● Material fornecido:
* * * * * * *
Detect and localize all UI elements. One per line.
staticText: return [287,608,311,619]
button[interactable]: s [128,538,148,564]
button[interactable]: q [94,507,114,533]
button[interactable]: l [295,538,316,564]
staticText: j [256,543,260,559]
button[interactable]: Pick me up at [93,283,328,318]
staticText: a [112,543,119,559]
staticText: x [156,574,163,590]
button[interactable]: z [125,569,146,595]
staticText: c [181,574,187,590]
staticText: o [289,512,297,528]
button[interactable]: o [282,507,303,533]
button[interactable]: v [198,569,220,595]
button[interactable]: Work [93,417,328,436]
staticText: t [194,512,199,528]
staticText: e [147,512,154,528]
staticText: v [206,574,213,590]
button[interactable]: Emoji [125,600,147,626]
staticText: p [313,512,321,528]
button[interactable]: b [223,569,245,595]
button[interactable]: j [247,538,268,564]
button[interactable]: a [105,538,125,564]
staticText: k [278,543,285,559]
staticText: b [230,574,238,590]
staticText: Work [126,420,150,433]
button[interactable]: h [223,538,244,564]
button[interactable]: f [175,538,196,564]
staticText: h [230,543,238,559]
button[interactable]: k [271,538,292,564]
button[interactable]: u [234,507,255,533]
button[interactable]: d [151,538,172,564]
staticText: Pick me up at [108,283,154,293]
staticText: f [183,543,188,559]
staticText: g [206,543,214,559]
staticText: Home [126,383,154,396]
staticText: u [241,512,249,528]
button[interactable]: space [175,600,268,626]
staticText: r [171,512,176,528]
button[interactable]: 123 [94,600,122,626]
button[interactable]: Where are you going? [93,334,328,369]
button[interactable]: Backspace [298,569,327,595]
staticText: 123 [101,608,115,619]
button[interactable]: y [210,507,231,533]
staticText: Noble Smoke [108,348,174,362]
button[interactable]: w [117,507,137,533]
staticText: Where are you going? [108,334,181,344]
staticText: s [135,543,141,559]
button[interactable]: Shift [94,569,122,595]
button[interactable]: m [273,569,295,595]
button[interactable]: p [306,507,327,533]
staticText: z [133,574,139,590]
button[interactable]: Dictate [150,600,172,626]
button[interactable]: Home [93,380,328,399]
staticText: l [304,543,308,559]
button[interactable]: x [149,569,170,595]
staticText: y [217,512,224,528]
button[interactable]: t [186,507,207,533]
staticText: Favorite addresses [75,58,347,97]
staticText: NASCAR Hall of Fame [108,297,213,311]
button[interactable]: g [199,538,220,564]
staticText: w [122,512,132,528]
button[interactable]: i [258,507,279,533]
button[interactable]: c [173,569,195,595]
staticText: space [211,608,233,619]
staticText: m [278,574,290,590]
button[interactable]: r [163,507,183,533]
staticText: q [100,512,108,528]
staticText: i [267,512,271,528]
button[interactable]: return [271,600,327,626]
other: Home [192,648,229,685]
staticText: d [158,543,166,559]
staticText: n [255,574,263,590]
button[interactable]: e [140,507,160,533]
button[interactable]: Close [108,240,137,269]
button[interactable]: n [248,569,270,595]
* * * * * * *
● O que se pede:
Repita, sem nenhuma alteração, todas as linhas do material, do início até a linha que contém "staticText: p [313,512,321,528]", incluindo essa linha.

● Em resposta:
Detect and localize all UI elements. One per line.
staticText: return [287,608,311,619]
button[interactable]: s [128,538,148,564]
button[interactable]: q [94,507,114,533]
button[interactable]: l [295,538,316,564]
staticText: j [256,543,260,559]
button[interactable]: Pick me up at [93,283,328,318]
staticText: a [112,543,119,559]
staticText: x [156,574,163,590]
button[interactable]: z [125,569,146,595]
staticText: c [181,574,187,590]
staticText: o [289,512,297,528]
button[interactable]: o [282,507,303,533]
button[interactable]: v [198,569,220,595]
button[interactable]: Work [93,417,328,436]
staticText: t [194,512,199,528]
staticText: e [147,512,154,528]
staticText: v [206,574,213,590]
button[interactable]: Emoji [125,600,147,626]
staticText: p [313,512,321,528]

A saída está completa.